* _Exercise_:
Write out every line of the material exactly as it appears.
--- Start Records provided ---
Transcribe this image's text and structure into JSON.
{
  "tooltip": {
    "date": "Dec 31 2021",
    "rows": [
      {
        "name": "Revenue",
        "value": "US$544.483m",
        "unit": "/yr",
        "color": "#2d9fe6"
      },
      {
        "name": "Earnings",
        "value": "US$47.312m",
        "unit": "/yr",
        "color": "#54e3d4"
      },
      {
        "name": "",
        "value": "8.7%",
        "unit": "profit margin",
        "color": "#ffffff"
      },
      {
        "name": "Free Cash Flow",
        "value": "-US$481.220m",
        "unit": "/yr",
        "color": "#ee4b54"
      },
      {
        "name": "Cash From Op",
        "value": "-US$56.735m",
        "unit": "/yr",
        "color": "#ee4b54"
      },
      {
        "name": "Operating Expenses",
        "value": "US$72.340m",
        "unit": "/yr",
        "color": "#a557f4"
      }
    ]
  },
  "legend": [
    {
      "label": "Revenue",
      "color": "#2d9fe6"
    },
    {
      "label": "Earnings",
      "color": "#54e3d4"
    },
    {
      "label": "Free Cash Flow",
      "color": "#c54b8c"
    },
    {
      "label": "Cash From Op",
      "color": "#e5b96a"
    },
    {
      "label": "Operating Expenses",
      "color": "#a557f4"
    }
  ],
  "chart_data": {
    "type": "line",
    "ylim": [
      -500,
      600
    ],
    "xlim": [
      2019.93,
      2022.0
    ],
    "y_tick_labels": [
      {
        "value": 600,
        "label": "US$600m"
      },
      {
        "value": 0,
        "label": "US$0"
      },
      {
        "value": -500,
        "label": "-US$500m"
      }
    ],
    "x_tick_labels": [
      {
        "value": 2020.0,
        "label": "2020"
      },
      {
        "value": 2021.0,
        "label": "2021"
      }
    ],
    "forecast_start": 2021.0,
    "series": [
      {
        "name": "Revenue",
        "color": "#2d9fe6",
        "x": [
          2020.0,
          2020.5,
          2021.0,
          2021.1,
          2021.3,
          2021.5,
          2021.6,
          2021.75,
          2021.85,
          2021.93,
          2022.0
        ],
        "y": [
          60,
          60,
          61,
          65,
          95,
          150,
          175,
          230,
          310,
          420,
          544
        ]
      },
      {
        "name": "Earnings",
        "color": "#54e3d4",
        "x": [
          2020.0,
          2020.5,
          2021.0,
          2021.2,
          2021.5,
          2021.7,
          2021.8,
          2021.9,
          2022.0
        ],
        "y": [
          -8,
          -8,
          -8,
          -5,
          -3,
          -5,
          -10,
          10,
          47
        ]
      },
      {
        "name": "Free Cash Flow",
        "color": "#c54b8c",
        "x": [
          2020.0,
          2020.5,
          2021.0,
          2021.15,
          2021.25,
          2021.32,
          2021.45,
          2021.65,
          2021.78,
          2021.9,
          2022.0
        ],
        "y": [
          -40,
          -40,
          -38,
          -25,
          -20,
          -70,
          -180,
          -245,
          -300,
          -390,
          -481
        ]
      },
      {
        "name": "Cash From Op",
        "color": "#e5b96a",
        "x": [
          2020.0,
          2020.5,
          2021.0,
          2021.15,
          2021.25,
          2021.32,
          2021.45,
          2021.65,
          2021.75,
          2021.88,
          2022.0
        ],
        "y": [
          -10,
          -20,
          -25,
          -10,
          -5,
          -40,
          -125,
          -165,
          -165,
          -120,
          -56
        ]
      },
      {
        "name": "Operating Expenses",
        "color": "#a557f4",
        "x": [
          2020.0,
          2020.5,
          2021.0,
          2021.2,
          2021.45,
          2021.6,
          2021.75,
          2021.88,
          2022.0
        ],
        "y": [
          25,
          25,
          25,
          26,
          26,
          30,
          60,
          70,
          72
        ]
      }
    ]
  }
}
--- End Records provided ---
* _Answer for the task_:
Transcribe this image's text and structure into JSON.
{
  "tooltip": {
    "date": "Dec 31 2021",
    "rows": [
      {
        "name": "Revenue",
        "value": "US$544.483m",
        "unit": "/yr",
        "color": "#2d9fe6"
      },
      {
        "name": "Earnings",
        "value": "US$47.312m",
        "unit": "/yr",
        "color": "#54e3d4"
      },
      {
        "name": "",
        "value": "8.7%",
        "unit": "profit margin",
        "color": "#ffffff"
      },
      {
        "name": "Free Cash Flow",
        "value": "-US$481.220m",
        "unit": "/yr",
        "color": "#ee4b54"
      },
      {
        "name": "Cash From Op",
        "value": "-US$56.735m",
        "unit": "/yr",
        "color": "#ee4b54"
      },
      {
        "name": "Operating Expenses",
        "value": "US$72.340m",
        "unit": "/yr",
        "color": "#a557f4"
      }
    ]
  },
  "legend": [
    {
      "label": "Revenue",
      "color": "#2d9fe6"
    },
    {
      "label": "Earnings",
      "color": "#54e3d4"
    },
    {
      "label": "Free Cash Flow",
      "color": "#c54b8c"
    },
    {
      "label": "Cash From Op",
      "color": "#e5b96a"
    },
    {
      "label": "Operating Expenses",
      "color": "#a557f4"
    }
  ],
  "chart_data": {
    "type": "line",
    "ylim": [
      -500,
      600
    ],
    "xlim": [
      2019.93,
      2022.0
    ],
    "y_tick_labels": [
      {
        "value": 600,
        "label": "US$600m"
      },
      {
        "value": 0,
        "label": "US$0"
      },
      {
        "value": -500,
        "label": "-US$500m"
      }
    ],
    "x_tick_labels": [
      {
        "value": 2020.0,
        "label": "2020"
      },
      {
        "value": 2021.0,
        "label": "2021"
      }
    ],
    "forecast_start": 2021.0,
    "series": [
      {
        "name": "Revenue",
        "color": "#2d9fe6",
        "x": [
          2020.0,
          2020.5,
          2021.0,
          2021.1,
          2021.3,
          2021.5,
          2021.6,
          2021.75,
          2021.85,
          2021.93,
          2022.0
        ],
        "y": [
          60,
          60,
          61,
          65,
          95,
          150,
          175,
          230,
          310,
          420,
          544
        ]
      },
      {
        "name": "Earnings",
        "color": "#54e3d4",
        "x": [
          2020.0,
          2020.5,
          2021.0,
          2021.2,
          2021.5,
          2021.7,
          2021.8,
          2021.9,
          2022.0
        ],
        "y": [
          -8,
          -8,
          -8,
          -5,
          -3,
          -5,
          -10,
          10,
          47
        ]
      },
      {
        "name": "Free Cash Flow",
        "color": "#c54b8c",
        "x": [
          2020.0,
          2020.5,
          2021.0,
          2021.15,
          2021.25,
          2021.32,
          2021.45,
          2021.65,
          2021.78,
          2021.9,
          2022.0
        ],
        "y": [
          -40,
          -40,
          -38,
          -25,
          -20,
          -70,
          -180,
          -245,
          -300,
          -390,
          -481
        ]
      },
      {
        "name": "Cash From Op",
        "color": "#e5b96a",
        "x": [
          2020.0,
          2020.5,
          2021.0,
          2021.15,
          2021.25,
          2021.32,
          2021.45,
          2021.65,
          2021.75,
          2021.88,
          2022.0
        ],
        "y": [
          -10,
          -20,
          -25,
          -10,
          -5,
          -40,
          -125,
          -165,
          -165,
          -120,
          -56
        ]
      },
      {
        "name": "Operating Expenses",
        "color": "#a557f4",
        "x": [
          2020.0,
          2020.5,
          2021.0,
          2021.2,
          2021.45,
          2021.6,
          2021.75,
          2021.88,
          2022.0
        ],
        "y": [
          25,
          25,
          25,
          26,
          26,
          30,
          60,
          70,
          72
        ]
      }
    ]
  }
}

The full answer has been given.